(Data entries)
+ + + + + + +

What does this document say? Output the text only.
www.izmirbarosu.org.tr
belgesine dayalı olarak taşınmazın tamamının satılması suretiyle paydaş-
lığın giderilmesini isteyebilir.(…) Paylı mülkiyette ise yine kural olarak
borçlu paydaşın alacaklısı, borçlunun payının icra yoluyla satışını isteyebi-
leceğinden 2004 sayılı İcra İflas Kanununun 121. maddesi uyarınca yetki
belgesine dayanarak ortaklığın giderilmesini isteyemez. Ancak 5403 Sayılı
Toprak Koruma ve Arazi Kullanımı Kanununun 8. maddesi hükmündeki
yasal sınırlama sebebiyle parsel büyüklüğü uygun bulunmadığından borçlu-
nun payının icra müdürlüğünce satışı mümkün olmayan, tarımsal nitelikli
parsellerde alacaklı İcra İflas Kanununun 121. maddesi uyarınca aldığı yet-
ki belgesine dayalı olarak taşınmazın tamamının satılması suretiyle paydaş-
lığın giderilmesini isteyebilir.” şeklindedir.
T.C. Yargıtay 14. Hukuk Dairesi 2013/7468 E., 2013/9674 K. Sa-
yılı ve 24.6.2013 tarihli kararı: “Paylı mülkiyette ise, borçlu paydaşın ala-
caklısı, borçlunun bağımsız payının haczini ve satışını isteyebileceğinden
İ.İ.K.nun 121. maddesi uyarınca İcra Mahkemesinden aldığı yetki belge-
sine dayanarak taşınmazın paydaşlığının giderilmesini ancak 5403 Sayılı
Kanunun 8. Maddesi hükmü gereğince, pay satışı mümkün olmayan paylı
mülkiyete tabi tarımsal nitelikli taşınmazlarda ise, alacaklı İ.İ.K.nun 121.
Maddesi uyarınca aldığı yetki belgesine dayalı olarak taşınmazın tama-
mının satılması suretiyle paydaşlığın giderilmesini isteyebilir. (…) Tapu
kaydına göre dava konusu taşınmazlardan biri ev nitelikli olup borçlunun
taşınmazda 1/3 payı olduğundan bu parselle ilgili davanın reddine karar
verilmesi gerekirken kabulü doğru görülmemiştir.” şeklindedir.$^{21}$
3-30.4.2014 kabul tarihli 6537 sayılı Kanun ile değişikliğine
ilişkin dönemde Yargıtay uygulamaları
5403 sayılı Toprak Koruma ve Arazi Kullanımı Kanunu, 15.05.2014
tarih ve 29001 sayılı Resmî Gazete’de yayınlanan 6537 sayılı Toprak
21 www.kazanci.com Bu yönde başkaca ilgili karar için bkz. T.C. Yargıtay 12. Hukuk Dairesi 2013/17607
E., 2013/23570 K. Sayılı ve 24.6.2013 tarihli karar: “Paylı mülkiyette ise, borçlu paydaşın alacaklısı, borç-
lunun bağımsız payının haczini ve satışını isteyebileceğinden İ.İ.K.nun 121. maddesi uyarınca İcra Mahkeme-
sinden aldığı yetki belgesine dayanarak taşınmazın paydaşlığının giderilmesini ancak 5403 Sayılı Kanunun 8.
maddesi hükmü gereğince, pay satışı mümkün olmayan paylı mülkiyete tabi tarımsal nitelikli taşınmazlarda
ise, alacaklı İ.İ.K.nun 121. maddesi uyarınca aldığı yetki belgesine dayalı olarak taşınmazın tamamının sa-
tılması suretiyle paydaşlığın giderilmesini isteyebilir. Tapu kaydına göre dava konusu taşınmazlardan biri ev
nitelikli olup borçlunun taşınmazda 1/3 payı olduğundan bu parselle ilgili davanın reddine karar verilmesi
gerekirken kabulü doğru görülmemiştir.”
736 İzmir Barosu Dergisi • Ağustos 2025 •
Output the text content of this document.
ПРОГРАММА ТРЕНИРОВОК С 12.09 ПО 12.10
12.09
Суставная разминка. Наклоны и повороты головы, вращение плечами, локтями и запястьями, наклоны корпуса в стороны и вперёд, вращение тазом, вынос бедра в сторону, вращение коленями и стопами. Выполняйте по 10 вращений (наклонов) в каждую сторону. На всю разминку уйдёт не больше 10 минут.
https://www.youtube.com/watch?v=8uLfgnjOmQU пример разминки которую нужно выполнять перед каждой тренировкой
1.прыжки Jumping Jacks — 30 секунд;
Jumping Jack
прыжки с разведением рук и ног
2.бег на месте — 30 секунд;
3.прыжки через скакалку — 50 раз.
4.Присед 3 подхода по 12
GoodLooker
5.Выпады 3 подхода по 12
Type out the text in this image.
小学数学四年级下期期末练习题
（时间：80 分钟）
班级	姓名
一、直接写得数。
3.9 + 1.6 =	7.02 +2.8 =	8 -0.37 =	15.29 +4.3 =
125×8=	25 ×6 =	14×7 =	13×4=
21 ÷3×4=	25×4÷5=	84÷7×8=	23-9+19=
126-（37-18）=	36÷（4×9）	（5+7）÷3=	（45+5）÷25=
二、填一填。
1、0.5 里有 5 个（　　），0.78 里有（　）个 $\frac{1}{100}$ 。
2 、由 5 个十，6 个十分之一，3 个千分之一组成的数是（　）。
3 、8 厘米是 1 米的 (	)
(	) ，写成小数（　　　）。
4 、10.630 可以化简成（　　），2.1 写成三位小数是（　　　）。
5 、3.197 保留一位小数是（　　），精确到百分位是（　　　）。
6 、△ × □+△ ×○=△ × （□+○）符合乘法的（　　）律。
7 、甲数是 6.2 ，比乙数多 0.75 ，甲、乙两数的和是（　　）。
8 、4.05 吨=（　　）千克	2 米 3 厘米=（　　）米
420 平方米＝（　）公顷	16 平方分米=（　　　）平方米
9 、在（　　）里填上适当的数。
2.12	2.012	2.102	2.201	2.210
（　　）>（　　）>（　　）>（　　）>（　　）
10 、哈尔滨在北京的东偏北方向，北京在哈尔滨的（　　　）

+ + + + + + +

### What the task asks
Pull out each line of the listing that holds the string "olup".

### Result of the task
kaydına göre dava konusu taşınmazlardan biri ev nitelikli olup borçlunun
nitelikli olup borçlunun taşınmazda 1/3 payı olduğundan bu parselle ilgili davanın reddine karar verilmesi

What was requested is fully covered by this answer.